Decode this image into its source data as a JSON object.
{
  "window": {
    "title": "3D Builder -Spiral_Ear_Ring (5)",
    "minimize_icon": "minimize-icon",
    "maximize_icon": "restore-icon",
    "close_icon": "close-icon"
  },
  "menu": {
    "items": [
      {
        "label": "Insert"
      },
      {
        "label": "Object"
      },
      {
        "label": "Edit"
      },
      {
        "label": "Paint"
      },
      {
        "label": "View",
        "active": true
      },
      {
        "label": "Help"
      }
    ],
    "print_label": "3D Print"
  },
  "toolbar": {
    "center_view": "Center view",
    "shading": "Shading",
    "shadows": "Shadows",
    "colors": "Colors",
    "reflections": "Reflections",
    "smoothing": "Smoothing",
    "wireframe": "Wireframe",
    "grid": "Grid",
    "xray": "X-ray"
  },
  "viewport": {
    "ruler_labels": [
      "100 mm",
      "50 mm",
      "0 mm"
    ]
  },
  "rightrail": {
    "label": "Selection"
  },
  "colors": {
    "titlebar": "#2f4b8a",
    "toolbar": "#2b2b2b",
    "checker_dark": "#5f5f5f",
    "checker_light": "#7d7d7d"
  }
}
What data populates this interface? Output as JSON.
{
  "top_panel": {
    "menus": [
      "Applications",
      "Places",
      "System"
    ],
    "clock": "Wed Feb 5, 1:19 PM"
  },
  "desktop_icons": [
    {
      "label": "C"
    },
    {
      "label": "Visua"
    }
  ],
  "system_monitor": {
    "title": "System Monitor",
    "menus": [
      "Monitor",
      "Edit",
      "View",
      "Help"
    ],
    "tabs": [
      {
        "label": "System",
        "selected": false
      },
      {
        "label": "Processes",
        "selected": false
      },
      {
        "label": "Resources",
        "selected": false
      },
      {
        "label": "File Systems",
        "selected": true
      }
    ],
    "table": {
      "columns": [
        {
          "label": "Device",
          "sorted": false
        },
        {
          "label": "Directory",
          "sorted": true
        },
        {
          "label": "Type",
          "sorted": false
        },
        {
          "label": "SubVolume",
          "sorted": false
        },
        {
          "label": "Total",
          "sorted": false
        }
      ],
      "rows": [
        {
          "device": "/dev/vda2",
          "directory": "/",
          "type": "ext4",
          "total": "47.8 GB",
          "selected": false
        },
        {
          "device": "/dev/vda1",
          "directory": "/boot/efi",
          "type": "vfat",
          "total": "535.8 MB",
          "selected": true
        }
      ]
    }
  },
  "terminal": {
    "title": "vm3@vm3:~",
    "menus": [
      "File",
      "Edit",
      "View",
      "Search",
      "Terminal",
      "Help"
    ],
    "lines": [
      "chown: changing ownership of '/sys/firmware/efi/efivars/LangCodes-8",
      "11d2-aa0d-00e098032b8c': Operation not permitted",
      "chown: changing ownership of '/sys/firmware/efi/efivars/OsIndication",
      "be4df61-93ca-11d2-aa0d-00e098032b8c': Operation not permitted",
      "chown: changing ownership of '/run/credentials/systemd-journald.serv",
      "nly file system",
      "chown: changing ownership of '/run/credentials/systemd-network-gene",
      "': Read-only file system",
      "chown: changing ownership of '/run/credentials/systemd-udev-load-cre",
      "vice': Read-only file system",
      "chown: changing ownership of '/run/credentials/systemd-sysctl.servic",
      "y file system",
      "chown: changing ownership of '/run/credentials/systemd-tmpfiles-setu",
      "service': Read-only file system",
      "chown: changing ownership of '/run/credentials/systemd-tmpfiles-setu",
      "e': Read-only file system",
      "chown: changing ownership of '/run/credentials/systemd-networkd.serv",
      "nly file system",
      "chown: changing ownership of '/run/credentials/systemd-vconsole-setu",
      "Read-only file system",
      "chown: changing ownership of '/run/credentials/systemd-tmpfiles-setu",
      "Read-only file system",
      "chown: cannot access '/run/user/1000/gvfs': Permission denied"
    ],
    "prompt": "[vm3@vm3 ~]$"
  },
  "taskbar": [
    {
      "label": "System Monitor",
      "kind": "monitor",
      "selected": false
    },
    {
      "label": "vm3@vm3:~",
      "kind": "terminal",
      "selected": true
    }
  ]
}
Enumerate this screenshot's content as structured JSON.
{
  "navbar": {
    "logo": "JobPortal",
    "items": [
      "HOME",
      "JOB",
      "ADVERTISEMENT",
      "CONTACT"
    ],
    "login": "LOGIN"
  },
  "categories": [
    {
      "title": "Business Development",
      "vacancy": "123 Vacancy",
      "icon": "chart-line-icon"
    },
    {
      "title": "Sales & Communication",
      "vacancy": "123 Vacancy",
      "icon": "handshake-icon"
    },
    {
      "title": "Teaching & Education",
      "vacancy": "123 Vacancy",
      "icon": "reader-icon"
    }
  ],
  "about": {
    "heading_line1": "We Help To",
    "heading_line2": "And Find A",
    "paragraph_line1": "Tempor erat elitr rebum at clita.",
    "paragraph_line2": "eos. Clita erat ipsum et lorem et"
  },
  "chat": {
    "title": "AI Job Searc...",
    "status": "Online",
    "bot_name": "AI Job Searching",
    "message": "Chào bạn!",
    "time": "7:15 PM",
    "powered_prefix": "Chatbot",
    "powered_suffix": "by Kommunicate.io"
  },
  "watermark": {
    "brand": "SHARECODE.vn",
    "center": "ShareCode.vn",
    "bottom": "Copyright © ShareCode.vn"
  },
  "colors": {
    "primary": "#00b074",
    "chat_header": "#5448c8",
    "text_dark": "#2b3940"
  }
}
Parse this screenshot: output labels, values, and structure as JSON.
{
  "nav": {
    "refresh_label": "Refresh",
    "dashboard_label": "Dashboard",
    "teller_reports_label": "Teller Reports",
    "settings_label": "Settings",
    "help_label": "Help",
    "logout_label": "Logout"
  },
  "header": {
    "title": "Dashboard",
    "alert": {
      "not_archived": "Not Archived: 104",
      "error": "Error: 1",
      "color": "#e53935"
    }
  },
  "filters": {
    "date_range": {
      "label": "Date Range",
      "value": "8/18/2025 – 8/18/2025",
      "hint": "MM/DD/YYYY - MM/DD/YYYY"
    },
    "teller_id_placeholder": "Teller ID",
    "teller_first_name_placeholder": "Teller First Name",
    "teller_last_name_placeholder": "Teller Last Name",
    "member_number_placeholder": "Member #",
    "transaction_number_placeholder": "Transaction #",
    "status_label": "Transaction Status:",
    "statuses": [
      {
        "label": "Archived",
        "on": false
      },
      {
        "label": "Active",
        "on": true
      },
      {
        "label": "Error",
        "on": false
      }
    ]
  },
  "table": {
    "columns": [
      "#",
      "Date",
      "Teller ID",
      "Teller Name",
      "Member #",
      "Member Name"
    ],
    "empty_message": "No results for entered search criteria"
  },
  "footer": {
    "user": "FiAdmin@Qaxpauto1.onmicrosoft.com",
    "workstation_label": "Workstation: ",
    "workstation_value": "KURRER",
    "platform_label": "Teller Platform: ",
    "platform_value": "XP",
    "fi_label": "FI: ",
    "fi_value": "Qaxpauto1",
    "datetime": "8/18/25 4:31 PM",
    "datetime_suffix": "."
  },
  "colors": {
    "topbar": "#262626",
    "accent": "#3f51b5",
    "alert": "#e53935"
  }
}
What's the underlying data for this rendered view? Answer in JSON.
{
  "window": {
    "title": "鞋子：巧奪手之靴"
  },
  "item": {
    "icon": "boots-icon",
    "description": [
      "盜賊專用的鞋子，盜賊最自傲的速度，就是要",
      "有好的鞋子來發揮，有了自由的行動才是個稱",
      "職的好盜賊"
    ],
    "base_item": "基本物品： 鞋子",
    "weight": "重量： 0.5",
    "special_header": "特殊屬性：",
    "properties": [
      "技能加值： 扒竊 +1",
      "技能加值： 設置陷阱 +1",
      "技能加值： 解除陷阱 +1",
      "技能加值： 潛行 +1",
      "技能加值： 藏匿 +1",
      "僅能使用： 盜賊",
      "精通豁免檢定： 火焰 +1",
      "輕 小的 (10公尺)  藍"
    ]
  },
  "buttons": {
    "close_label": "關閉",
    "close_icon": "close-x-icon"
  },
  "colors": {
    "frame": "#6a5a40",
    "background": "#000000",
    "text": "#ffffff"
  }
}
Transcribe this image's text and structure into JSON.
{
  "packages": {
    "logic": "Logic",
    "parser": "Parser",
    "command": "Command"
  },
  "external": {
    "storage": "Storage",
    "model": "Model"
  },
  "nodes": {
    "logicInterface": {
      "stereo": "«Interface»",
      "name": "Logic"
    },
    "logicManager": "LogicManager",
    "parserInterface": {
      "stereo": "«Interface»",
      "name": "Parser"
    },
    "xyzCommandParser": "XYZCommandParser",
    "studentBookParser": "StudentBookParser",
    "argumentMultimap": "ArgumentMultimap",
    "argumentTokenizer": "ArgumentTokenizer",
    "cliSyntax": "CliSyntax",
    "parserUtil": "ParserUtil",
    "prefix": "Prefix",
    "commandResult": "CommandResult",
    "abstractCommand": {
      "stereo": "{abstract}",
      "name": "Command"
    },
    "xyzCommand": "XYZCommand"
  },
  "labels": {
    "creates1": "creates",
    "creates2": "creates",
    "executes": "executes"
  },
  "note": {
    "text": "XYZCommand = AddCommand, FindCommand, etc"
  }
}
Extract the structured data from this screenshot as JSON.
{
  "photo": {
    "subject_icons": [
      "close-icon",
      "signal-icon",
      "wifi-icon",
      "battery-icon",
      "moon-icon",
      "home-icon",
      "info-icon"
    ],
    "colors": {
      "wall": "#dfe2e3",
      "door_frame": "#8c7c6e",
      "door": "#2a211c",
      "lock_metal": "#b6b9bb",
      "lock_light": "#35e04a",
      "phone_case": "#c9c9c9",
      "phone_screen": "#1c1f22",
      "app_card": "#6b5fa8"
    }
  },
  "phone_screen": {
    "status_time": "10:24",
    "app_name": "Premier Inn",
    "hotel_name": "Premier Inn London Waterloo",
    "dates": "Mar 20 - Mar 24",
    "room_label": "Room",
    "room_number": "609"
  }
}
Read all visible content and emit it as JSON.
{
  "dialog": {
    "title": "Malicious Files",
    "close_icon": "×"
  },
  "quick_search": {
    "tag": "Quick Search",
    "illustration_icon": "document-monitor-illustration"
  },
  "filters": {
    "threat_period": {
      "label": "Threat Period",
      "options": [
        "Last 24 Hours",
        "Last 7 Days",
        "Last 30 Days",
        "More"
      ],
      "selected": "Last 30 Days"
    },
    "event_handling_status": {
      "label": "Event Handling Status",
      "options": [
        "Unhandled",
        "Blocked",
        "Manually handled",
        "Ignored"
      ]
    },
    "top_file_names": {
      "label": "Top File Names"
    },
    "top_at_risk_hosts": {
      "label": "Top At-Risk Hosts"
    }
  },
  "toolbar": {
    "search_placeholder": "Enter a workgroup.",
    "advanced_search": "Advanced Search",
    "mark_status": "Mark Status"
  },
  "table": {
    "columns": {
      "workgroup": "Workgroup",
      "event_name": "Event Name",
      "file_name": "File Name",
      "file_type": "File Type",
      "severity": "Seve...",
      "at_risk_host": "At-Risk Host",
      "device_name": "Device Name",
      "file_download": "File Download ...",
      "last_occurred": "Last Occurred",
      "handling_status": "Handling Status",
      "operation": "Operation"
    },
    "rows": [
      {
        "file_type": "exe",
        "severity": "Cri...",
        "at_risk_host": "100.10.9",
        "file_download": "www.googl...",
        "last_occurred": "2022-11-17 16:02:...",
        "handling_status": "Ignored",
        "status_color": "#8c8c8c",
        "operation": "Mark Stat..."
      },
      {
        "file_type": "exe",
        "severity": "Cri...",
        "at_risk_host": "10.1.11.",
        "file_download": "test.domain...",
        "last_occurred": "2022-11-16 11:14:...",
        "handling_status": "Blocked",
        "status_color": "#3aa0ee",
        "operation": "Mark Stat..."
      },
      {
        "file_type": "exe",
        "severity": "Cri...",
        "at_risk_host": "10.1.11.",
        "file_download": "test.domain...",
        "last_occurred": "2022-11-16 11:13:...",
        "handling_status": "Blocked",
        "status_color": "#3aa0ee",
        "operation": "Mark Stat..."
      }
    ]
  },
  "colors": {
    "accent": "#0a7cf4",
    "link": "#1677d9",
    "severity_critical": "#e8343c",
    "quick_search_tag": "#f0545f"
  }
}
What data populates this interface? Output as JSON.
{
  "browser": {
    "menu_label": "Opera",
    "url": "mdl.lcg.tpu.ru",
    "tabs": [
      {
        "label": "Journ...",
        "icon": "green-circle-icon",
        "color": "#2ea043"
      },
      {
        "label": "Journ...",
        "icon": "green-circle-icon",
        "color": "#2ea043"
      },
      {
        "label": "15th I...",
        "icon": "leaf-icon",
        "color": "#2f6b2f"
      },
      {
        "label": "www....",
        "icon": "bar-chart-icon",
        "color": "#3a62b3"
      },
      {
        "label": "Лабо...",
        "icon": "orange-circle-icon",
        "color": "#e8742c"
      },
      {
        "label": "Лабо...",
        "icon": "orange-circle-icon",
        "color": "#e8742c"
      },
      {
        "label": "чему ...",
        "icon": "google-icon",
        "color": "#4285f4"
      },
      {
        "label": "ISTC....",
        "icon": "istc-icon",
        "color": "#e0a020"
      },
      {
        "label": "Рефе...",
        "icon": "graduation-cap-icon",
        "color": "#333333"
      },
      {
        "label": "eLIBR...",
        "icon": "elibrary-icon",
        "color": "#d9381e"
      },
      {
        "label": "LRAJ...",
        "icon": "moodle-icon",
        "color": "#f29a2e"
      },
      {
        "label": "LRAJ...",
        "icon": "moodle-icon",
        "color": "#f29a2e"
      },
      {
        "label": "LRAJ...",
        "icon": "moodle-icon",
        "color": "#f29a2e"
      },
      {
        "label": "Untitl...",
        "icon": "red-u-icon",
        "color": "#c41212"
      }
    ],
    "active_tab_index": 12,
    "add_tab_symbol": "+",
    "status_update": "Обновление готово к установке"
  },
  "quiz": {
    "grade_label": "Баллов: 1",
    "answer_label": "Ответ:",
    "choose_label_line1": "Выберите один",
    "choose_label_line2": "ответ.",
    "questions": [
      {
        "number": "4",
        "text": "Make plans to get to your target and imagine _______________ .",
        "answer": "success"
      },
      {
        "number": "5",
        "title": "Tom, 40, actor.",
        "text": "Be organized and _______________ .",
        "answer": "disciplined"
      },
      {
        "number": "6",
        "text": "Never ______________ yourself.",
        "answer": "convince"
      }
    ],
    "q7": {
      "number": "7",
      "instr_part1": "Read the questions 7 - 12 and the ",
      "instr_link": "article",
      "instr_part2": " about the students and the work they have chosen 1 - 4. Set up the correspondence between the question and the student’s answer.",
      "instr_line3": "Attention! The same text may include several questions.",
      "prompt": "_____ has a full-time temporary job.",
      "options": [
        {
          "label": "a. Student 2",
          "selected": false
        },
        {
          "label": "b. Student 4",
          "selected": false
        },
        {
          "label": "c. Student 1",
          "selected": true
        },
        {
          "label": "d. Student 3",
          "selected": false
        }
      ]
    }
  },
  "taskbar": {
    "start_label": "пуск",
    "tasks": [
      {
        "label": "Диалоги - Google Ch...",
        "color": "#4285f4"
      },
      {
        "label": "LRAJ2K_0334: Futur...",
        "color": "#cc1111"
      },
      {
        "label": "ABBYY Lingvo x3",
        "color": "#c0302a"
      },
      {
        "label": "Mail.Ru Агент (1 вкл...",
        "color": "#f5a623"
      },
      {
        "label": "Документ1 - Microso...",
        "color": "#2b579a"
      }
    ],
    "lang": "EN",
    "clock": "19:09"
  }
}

- - -

Go through the material and select each line with the string "Archived" in it.

      "not_archived": "Not Archived: 104",
        "label": "Archived",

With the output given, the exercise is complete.